Data provided =>
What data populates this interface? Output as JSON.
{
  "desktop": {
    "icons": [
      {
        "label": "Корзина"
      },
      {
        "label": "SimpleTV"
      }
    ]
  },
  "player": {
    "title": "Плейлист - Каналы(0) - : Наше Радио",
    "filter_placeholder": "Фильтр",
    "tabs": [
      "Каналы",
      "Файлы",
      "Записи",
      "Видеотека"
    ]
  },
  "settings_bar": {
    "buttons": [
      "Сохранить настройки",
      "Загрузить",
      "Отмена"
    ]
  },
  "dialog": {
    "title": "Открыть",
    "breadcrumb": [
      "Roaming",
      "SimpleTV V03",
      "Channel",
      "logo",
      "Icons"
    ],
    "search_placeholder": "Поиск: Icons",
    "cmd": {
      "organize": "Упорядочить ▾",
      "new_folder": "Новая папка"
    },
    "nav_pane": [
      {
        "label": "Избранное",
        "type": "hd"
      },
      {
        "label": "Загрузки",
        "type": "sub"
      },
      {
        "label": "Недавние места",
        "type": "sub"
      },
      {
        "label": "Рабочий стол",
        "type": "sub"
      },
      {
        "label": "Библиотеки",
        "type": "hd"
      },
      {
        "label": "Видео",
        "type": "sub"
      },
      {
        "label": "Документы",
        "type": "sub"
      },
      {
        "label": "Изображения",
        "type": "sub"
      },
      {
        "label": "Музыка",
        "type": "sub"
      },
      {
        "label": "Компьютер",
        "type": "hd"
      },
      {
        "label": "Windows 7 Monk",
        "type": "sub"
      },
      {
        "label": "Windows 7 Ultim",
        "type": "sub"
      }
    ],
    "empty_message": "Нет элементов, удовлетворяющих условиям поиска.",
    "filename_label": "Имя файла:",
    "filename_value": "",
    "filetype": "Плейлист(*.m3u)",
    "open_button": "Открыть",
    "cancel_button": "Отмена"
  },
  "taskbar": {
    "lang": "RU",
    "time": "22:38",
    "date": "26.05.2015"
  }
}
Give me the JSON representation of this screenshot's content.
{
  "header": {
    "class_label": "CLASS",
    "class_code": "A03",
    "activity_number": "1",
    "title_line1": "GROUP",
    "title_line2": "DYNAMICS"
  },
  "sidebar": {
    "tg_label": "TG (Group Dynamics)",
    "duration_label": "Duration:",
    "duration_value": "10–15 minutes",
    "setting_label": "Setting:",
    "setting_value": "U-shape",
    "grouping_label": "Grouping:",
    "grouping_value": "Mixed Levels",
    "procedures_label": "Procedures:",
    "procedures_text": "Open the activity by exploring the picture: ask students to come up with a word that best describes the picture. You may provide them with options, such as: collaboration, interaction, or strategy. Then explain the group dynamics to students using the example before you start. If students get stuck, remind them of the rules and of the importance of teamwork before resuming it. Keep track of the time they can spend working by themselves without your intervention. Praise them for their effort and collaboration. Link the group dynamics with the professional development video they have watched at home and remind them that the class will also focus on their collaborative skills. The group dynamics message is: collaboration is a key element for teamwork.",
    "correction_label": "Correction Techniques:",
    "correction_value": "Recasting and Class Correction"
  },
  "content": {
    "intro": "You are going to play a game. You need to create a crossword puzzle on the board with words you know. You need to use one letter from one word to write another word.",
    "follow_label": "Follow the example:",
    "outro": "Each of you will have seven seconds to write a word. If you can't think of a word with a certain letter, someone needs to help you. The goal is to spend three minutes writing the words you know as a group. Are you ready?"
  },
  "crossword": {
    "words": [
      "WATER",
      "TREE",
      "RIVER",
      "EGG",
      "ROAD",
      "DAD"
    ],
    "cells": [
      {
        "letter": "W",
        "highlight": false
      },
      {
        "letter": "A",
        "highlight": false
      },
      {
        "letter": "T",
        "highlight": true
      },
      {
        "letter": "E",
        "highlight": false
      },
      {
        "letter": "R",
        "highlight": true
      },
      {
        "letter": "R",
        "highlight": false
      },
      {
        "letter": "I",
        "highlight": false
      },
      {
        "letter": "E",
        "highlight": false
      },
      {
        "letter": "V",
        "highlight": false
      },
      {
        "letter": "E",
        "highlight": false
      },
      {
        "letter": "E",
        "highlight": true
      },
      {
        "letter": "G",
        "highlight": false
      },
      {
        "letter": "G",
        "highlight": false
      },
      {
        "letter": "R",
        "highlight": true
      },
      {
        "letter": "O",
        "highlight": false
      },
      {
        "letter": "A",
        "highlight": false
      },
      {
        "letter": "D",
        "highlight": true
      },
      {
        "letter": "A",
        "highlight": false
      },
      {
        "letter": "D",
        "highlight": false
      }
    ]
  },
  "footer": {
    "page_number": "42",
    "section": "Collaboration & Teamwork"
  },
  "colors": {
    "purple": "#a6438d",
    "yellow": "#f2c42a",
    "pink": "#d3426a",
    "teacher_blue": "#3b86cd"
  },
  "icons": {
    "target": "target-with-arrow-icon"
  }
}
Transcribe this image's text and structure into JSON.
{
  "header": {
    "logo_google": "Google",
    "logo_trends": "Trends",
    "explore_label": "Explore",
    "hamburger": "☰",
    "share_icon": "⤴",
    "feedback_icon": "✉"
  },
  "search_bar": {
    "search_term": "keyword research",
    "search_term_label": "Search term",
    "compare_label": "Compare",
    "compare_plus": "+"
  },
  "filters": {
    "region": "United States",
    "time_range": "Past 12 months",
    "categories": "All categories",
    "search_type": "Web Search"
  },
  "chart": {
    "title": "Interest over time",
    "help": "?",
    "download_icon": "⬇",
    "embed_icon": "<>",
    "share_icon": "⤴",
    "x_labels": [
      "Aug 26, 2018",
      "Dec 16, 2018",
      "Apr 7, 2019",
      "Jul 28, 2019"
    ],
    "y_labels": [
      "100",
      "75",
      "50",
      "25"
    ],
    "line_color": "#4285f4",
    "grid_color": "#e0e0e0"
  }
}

Written problem => Copy down the whole of the data above, matching it exactly.

Final result =>
What data populates this interface? Output as JSON.
{
  "desktop": {
    "icons": [
      {
        "label": "Корзина"
      },
      {
        "label": "SimpleTV"
      }
    ]
  },
  "player": {
    "title": "Плейлист - Каналы(0) - : Наше Радио",
    "filter_placeholder": "Фильтр",
    "tabs": [
      "Каналы",
      "Файлы",
      "Записи",
      "Видеотека"
    ]
  },
  "settings_bar": {
    "buttons": [
      "Сохранить настройки",
      "Загрузить",
      "Отмена"
    ]
  },
  "dialog": {
    "title": "Открыть",
    "breadcrumb": [
      "Roaming",
      "SimpleTV V03",
      "Channel",
      "logo",
      "Icons"
    ],
    "search_placeholder": "Поиск: Icons",
    "cmd": {
      "organize": "Упорядочить ▾",
      "new_folder": "Новая папка"
    },
    "nav_pane": [
      {
        "label": "Избранное",
        "type": "hd"
      },
      {
        "label": "Загрузки",
        "type": "sub"
      },
      {
        "label": "Недавние места",
        "type": "sub"
      },
      {
        "label": "Рабочий стол",
        "type": "sub"
      },
      {
        "label": "Библиотеки",
        "type": "hd"
      },
      {
        "label": "Видео",
        "type": "sub"
      },
      {
        "label": "Документы",
        "type": "sub"
      },
      {
        "label": "Изображения",
        "type": "sub"
      },
      {
        "label": "Музыка",
        "type": "sub"
      },
      {
        "label": "Компьютер",
        "type": "hd"
      },
      {
        "label": "Windows 7 Monk",
        "type": "sub"
      },
      {
        "label": "Windows 7 Ultim",
        "type": "sub"
      }
    ],
    "empty_message": "Нет элементов, удовлетворяющих условиям поиска.",
    "filename_label": "Имя файла:",
    "filename_value": "",
    "filetype": "Плейлист(*.m3u)",
    "open_button": "Открыть",
    "cancel_button": "Отмена"
  },
  "taskbar": {
    "lang": "RU",
    "time": "22:38",
    "date": "26.05.2015"
  }
}
Give me the JSON representation of this screenshot's content.
{
  "header": {
    "class_label": "CLASS",
    "class_code": "A03",
    "activity_number": "1",
    "title_line1": "GROUP",
    "title_line2": "DYNAMICS"
  },
  "sidebar": {
    "tg_label": "TG (Group Dynamics)",
    "duration_label": "Duration:",
    "duration_value": "10–15 minutes",
    "setting_label": "Setting:",
    "setting_value": "U-shape",
    "grouping_label": "Grouping:",
    "grouping_value": "Mixed Levels",
    "procedures_label": "Procedures:",
    "procedures_text": "Open the activity by exploring the picture: ask students to come up with a word that best describes the picture. You may provide them with options, such as: collaboration, interaction, or strategy. Then explain the group dynamics to students using the example before you start. If students get stuck, remind them of the rules and of the importance of teamwork before resuming it. Keep track of the time they can spend working by themselves without your intervention. Praise them for their effort and collaboration. Link the group dynamics with the professional development video they have watched at home and remind them that the class will also focus on their collaborative skills. The group dynamics message is: collaboration is a key element for teamwork.",
    "correction_label": "Correction Techniques:",
    "correction_value": "Recasting and Class Correction"
  },
  "content": {
    "intro": "You are going to play a game. You need to create a crossword puzzle on the board with words you know. You need to use one letter from one word to write another word.",
    "follow_label": "Follow the example:",
    "outro": "Each of you will have seven seconds to write a word. If you can't think of a word with a certain letter, someone needs to help you. The goal is to spend three minutes writing the words you know as a group. Are you ready?"
  },
  "crossword": {
    "words": [
      "WATER",
      "TREE",
      "RIVER",
      "EGG",
      "ROAD",
      "DAD"
    ],
    "cells": [
      {
        "letter": "W",
        "highlight": false
      },
      {
        "letter": "A",
        "highlight": false
      },
      {
        "letter": "T",
        "highlight": true
      },
      {
        "letter": "E",
        "highlight": false
      },
      {
        "letter": "R",
        "highlight": true
      },
      {
        "letter": "R",
        "highlight": false
      },
      {
        "letter": "I",
        "highlight": false
      },
      {
        "letter": "E",
        "highlight": false
      },
      {
        "letter": "V",
        "highlight": false
      },
      {
        "letter": "E",
        "highlight": false
      },
      {
        "letter": "E",
        "highlight": true
      },
      {
        "letter": "G",
        "highlight": false
      },
      {
        "letter": "G",
        "highlight": false
      },
      {
        "letter": "R",
        "highlight": true
      },
      {
        "letter": "O",
        "highlight": false
      },
      {
        "letter": "A",
        "highlight": false
      },
      {
        "letter": "D",
        "highlight": true
      },
      {
        "letter": "A",
        "highlight": false
      },
      {
        "letter": "D",
        "highlight": false
      }
    ]
  },
  "footer": {
    "page_number": "42",
    "section": "Collaboration & Teamwork"
  },
  "colors": {
    "purple": "#a6438d",
    "yellow": "#f2c42a",
    "pink": "#d3426a",
    "teacher_blue": "#3b86cd"
  },
  "icons": {
    "target": "target-with-arrow-icon"
  }
}
Transcribe this image's text and structure into JSON.
{
  "header": {
    "logo_google": "Google",
    "logo_trends": "Trends",
    "explore_label": "Explore",
    "hamburger": "☰",
    "share_icon": "⤴",
    "feedback_icon": "✉"
  },
  "search_bar": {
    "search_term": "keyword research",
    "search_term_label": "Search term",
    "compare_label": "Compare",
    "compare_plus": "+"
  },
  "filters": {
    "region": "United States",
    "time_range": "Past 12 months",
    "categories": "All categories",
    "search_type": "Web Search"
  },
  "chart": {
    "title": "Interest over time",
    "help": "?",
    "download_icon": "⬇",
    "embed_icon": "<>",
    "share_icon": "⤴",
    "x_labels": [
      "Aug 26, 2018",
      "Dec 16, 2018",
      "Apr 7, 2019",
      "Jul 28, 2019"
    ],
    "y_labels": [
      "100",
      "75",
      "50",
      "25"
    ],
    "line_color": "#4285f4",
    "grid_color": "#e0e0e0"
  }
}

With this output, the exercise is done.